# DATASET
= = = = = = =

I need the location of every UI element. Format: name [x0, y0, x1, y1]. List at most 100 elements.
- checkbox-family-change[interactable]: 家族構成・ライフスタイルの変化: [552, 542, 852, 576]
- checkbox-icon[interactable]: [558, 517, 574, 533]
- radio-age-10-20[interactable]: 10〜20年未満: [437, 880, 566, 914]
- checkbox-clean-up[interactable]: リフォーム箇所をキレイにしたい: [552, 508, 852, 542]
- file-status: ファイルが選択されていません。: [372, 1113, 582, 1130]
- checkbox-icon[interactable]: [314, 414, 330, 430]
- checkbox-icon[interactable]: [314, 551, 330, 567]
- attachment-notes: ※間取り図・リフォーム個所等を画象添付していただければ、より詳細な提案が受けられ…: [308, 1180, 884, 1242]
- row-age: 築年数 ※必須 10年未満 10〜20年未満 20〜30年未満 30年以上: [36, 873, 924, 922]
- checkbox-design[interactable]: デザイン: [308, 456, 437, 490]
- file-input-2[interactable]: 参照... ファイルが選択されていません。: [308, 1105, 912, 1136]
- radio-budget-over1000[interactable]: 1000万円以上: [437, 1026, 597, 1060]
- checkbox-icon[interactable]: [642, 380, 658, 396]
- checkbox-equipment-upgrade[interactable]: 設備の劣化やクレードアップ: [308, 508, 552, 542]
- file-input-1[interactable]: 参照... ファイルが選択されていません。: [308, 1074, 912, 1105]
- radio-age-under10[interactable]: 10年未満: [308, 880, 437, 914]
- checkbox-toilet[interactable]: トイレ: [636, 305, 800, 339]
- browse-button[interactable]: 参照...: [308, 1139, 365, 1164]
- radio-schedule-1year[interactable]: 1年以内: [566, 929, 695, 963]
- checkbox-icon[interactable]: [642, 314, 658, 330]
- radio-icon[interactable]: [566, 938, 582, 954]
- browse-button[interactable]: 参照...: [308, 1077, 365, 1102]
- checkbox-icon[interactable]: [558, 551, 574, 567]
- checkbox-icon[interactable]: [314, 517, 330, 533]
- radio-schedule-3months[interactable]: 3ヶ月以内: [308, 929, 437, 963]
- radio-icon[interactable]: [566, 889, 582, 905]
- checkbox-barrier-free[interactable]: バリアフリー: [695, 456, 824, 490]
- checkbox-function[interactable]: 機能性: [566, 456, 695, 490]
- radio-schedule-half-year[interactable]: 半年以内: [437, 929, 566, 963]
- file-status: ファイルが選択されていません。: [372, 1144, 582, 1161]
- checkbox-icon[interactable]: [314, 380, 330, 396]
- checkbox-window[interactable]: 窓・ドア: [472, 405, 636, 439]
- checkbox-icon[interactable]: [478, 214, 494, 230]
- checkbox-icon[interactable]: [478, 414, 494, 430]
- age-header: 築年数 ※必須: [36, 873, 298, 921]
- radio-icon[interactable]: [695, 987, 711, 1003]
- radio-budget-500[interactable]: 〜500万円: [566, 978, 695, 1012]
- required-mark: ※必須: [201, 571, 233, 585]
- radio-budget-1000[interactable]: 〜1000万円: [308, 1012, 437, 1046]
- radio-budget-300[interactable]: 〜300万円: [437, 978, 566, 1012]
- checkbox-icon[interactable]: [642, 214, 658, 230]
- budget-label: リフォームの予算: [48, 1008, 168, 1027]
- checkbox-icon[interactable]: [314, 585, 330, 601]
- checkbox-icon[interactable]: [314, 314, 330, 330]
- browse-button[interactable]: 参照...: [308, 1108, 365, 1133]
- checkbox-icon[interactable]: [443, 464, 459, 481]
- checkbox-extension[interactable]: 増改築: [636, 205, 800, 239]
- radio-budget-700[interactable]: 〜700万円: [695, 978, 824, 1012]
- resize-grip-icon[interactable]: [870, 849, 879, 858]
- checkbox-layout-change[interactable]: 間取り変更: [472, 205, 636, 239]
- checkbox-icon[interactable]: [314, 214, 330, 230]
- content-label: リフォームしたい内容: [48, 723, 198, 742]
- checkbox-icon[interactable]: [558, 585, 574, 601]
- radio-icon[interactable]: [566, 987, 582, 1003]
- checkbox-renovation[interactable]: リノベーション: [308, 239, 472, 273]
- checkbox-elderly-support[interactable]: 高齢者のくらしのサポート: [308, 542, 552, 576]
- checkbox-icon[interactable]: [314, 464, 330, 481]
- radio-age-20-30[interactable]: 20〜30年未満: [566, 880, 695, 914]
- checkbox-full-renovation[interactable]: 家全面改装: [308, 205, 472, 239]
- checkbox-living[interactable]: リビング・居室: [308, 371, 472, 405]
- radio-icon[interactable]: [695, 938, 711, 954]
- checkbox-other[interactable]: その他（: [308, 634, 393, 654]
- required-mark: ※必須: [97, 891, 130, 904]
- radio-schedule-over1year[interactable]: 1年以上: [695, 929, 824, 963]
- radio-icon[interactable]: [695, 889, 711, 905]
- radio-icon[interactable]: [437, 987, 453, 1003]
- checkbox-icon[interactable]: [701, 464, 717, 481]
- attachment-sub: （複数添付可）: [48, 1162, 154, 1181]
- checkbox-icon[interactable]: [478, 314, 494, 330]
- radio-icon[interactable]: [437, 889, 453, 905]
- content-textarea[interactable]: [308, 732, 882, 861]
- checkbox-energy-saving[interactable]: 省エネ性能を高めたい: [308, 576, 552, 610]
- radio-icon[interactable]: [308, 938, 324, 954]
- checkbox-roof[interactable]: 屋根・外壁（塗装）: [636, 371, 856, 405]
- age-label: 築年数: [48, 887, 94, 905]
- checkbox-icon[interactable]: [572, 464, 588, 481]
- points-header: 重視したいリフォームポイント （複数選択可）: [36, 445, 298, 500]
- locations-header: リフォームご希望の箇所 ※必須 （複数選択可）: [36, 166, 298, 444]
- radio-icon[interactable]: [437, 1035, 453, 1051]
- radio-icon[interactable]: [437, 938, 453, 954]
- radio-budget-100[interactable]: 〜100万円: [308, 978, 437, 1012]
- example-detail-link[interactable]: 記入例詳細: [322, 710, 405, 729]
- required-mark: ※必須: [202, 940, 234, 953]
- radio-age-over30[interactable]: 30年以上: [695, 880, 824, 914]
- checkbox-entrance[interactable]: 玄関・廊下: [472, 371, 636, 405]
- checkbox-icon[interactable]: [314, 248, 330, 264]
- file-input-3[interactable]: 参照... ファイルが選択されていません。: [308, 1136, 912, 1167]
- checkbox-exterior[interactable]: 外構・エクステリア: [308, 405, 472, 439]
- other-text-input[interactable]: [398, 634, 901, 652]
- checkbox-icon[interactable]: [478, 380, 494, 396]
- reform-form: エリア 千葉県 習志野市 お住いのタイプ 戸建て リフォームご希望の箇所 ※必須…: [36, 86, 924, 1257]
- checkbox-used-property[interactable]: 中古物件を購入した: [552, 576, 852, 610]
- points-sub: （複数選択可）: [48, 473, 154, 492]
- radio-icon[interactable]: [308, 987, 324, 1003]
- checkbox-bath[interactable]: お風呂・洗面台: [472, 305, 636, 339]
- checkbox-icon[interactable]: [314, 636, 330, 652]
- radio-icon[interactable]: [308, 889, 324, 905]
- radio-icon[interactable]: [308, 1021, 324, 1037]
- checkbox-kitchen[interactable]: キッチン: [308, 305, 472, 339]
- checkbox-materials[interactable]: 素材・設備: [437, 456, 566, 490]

= = = = = = =

# WHAT TO DO
Retype all of the lines above character for character, from the first through the last.

# OUTPUT FOR THIS TASK
I need the location of every UI element. Format: name [x0, y0, x1, y1]. List at most 100 elements.
- checkbox-family-change[interactable]: 家族構成・ライフスタイルの変化: [552, 542, 852, 576]
- checkbox-icon[interactable]: [558, 517, 574, 533]
- radio-age-10-20[interactable]: 10〜20年未満: [437, 880, 566, 914]
- checkbox-clean-up[interactable]: リフォーム箇所をキレイにしたい: [552, 508, 852, 542]
- file-status: ファイルが選択されていません。: [372, 1113, 582, 1130]
- checkbox-icon[interactable]: [314, 414, 330, 430]
- checkbox-icon[interactable]: [314, 551, 330, 567]
- attachment-notes: ※間取り図・リフォーム個所等を画象添付していただければ、より詳細な提案が受けられ…: [308, 1180, 884, 1242]
- row-age: 築年数 ※必須 10年未満 10〜20年未満 20〜30年未満 30年以上: [36, 873, 924, 922]
- checkbox-design[interactable]: デザイン: [308, 456, 437, 490]
- file-input-2[interactable]: 参照... ファイルが選択されていません。: [308, 1105, 912, 1136]
- radio-budget-over1000[interactable]: 1000万円以上: [437, 1026, 597, 1060]
- checkbox-icon[interactable]: [642, 380, 658, 396]
- checkbox-equipment-upgrade[interactable]: 設備の劣化やクレードアップ: [308, 508, 552, 542]
- file-input-1[interactable]: 参照... ファイルが選択されていません。: [308, 1074, 912, 1105]
- radio-age-under10[interactable]: 10年未満: [308, 880, 437, 914]
- checkbox-toilet[interactable]: トイレ: [636, 305, 800, 339]
- browse-button[interactable]: 参照...: [308, 1139, 365, 1164]
- radio-schedule-1year[interactable]: 1年以内: [566, 929, 695, 963]
- checkbox-icon[interactable]: [642, 314, 658, 330]
- radio-icon[interactable]: [566, 938, 582, 954]
- browse-button[interactable]: 参照...: [308, 1077, 365, 1102]
- checkbox-icon[interactable]: [558, 551, 574, 567]
- checkbox-icon[interactable]: [314, 517, 330, 533]
- radio-schedule-3months[interactable]: 3ヶ月以内: [308, 929, 437, 963]
- radio-icon[interactable]: [566, 889, 582, 905]
- checkbox-barrier-free[interactable]: バリアフリー: [695, 456, 824, 490]
- checkbox-function[interactable]: 機能性: [566, 456, 695, 490]
- radio-schedule-half-year[interactable]: 半年以内: [437, 929, 566, 963]
- file-status: ファイルが選択されていません。: [372, 1144, 582, 1161]
- checkbox-icon[interactable]: [314, 380, 330, 396]
- checkbox-window[interactable]: 窓・ドア: [472, 405, 636, 439]
- checkbox-icon[interactable]: [478, 214, 494, 230]
- checkbox-icon[interactable]: [478, 414, 494, 430]
- age-header: 築年数 ※必須: [36, 873, 298, 921]
- radio-icon[interactable]: [695, 987, 711, 1003]
- radio-budget-500[interactable]: 〜500万円: [566, 978, 695, 1012]
- required-mark: ※必須: [201, 571, 233, 585]
- radio-budget-1000[interactable]: 〜1000万円: [308, 1012, 437, 1046]
- radio-budget-300[interactable]: 〜300万円: [437, 978, 566, 1012]
- checkbox-icon[interactable]: [642, 214, 658, 230]
- budget-label: リフォームの予算: [48, 1008, 168, 1027]
- checkbox-icon[interactable]: [314, 585, 330, 601]
- checkbox-icon[interactable]: [314, 314, 330, 330]
- browse-button[interactable]: 参照...: [308, 1108, 365, 1133]
- checkbox-icon[interactable]: [443, 464, 459, 481]
- checkbox-extension[interactable]: 増改築: [636, 205, 800, 239]
- radio-budget-700[interactable]: 〜700万円: [695, 978, 824, 1012]
- resize-grip-icon[interactable]: [870, 849, 879, 858]
- checkbox-layout-change[interactable]: 間取り変更: [472, 205, 636, 239]
- checkbox-icon[interactable]: [314, 214, 330, 230]
- content-label: リフォームしたい内容: [48, 723, 198, 742]
- checkbox-icon[interactable]: [558, 585, 574, 601]
- radio-icon[interactable]: [566, 987, 582, 1003]
- checkbox-renovation[interactable]: リノベーション: [308, 239, 472, 273]
- checkbox-elderly-support[interactable]: 高齢者のくらしのサポート: [308, 542, 552, 576]
- checkbox-icon[interactable]: [314, 464, 330, 481]
- radio-age-20-30[interactable]: 20〜30年未満: [566, 880, 695, 914]
- checkbox-full-renovation[interactable]: 家全面改装: [308, 205, 472, 239]
- checkbox-living[interactable]: リビング・居室: [308, 371, 472, 405]
- radio-icon[interactable]: [695, 938, 711, 954]
- checkbox-other[interactable]: その他（: [308, 634, 393, 654]
- required-mark: ※必須: [97, 891, 130, 904]
- radio-schedule-over1year[interactable]: 1年以上: [695, 929, 824, 963]
- radio-icon[interactable]: [695, 889, 711, 905]
- radio-icon[interactable]: [437, 987, 453, 1003]
- checkbox-icon[interactable]: [701, 464, 717, 481]
- attachment-sub: （複数添付可）: [48, 1162, 154, 1181]
- checkbox-icon[interactable]: [478, 314, 494, 330]
- radio-icon[interactable]: [437, 889, 453, 905]
- content-textarea[interactable]: [308, 732, 882, 861]
- checkbox-energy-saving[interactable]: 省エネ性能を高めたい: [308, 576, 552, 610]
- radio-icon[interactable]: [308, 938, 324, 954]
- checkbox-roof[interactable]: 屋根・外壁（塗装）: [636, 371, 856, 405]
- age-label: 築年数: [48, 887, 94, 905]
- checkbox-icon[interactable]: [572, 464, 588, 481]
- points-header: 重視したいリフォームポイント （複数選択可）: [36, 445, 298, 500]
- locations-header: リフォームご希望の箇所 ※必須 （複数選択可）: [36, 166, 298, 444]
- radio-icon[interactable]: [437, 1035, 453, 1051]
- radio-icon[interactable]: [437, 938, 453, 954]
- radio-budget-100[interactable]: 〜100万円: [308, 978, 437, 1012]
- example-detail-link[interactable]: 記入例詳細: [322, 710, 405, 729]
- required-mark: ※必須: [202, 940, 234, 953]
- radio-age-over30[interactable]: 30年以上: [695, 880, 824, 914]
- checkbox-entrance[interactable]: 玄関・廊下: [472, 371, 636, 405]
- checkbox-icon[interactable]: [314, 248, 330, 264]
- file-input-3[interactable]: 参照... ファイルが選択されていません。: [308, 1136, 912, 1167]
- checkbox-exterior[interactable]: 外構・エクステリア: [308, 405, 472, 439]
- other-text-input[interactable]: [398, 634, 901, 652]
- checkbox-icon[interactable]: [478, 380, 494, 396]
- reform-form: エリア 千葉県 習志野市 お住いのタイプ 戸建て リフォームご希望の箇所 ※必須…: [36, 86, 924, 1257]
- checkbox-used-property[interactable]: 中古物件を購入した: [552, 576, 852, 610]
- points-sub: （複数選択可）: [48, 473, 154, 492]
- radio-icon[interactable]: [308, 987, 324, 1003]
- checkbox-bath[interactable]: お風呂・洗面台: [472, 305, 636, 339]
- checkbox-icon[interactable]: [314, 636, 330, 652]
- radio-icon[interactable]: [308, 889, 324, 905]
- radio-icon[interactable]: [308, 1021, 324, 1037]
- checkbox-kitchen[interactable]: キッチン: [308, 305, 472, 339]
- checkbox-materials[interactable]: 素材・設備: [437, 456, 566, 490]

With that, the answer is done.